[Data entries]:
+ + + + + + +

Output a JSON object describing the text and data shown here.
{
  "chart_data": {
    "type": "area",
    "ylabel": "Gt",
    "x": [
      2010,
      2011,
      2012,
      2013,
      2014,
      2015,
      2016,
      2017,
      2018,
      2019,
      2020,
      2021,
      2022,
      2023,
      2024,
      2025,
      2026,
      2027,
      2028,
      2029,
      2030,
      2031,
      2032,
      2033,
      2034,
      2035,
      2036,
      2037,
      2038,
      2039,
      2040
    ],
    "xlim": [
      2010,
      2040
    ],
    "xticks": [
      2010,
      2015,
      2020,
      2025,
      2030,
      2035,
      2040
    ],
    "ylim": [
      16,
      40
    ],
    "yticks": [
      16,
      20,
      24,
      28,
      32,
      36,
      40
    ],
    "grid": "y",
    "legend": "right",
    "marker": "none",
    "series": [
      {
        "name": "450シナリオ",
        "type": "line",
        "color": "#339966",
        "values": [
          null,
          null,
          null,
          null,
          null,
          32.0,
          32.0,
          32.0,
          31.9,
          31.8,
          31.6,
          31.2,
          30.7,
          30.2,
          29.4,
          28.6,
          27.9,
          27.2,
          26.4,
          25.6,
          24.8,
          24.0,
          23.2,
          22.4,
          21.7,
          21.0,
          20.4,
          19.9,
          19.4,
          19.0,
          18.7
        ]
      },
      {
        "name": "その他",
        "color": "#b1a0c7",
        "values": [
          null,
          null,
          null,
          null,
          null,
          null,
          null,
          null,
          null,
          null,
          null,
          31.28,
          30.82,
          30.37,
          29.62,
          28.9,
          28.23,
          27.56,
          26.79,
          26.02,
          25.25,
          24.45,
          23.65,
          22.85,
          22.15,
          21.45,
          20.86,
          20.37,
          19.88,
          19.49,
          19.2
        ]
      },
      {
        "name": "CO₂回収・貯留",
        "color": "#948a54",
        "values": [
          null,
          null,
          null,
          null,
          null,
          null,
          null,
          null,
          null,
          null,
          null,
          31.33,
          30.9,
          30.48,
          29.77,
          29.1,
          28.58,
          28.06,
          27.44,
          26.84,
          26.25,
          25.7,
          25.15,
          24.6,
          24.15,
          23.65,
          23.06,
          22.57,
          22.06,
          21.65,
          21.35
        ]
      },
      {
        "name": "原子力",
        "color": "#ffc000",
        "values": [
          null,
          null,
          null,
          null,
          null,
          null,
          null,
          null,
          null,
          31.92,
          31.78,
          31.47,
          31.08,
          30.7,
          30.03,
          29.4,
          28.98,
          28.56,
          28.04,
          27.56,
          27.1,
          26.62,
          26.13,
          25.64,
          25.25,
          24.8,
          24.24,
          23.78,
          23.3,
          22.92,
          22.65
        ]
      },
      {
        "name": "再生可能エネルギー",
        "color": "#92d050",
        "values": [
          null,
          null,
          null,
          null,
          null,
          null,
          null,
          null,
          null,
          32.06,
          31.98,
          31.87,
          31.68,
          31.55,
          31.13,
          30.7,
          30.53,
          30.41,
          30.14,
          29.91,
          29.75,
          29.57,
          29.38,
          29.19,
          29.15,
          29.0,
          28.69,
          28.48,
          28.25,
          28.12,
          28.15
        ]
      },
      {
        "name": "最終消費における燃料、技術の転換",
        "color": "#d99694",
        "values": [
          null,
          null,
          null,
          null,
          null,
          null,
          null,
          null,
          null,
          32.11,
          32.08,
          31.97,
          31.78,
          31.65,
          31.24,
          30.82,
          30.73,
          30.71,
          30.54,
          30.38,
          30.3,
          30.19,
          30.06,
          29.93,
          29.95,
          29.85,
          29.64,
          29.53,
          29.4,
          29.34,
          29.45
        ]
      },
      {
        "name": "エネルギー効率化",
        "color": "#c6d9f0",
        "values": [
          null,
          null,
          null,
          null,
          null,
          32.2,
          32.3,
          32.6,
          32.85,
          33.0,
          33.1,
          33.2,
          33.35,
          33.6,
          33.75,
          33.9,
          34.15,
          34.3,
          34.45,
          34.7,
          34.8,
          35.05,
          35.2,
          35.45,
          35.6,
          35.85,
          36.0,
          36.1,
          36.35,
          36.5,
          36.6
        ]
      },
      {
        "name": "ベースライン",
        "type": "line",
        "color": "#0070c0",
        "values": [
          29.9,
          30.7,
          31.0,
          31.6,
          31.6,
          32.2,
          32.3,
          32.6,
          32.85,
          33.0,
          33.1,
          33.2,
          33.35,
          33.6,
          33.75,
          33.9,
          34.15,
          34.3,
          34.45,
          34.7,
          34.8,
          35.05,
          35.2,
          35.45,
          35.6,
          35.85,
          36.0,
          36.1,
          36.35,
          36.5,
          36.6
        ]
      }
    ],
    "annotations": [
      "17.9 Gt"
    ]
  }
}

+ + + + + + +

[What this task involves]: Look through the listing and extract every line with "name" in it.

[Full solution]:
        "name": "450シナリオ",
        "name": "その他",
        "name": "CO₂回収・貯留",
        "name": "原子力",
        "name": "再生可能エネルギー",
        "name": "最終消費における燃料、技術の転換",
        "name": "エネルギー効率化",
        "name": "ベースライン",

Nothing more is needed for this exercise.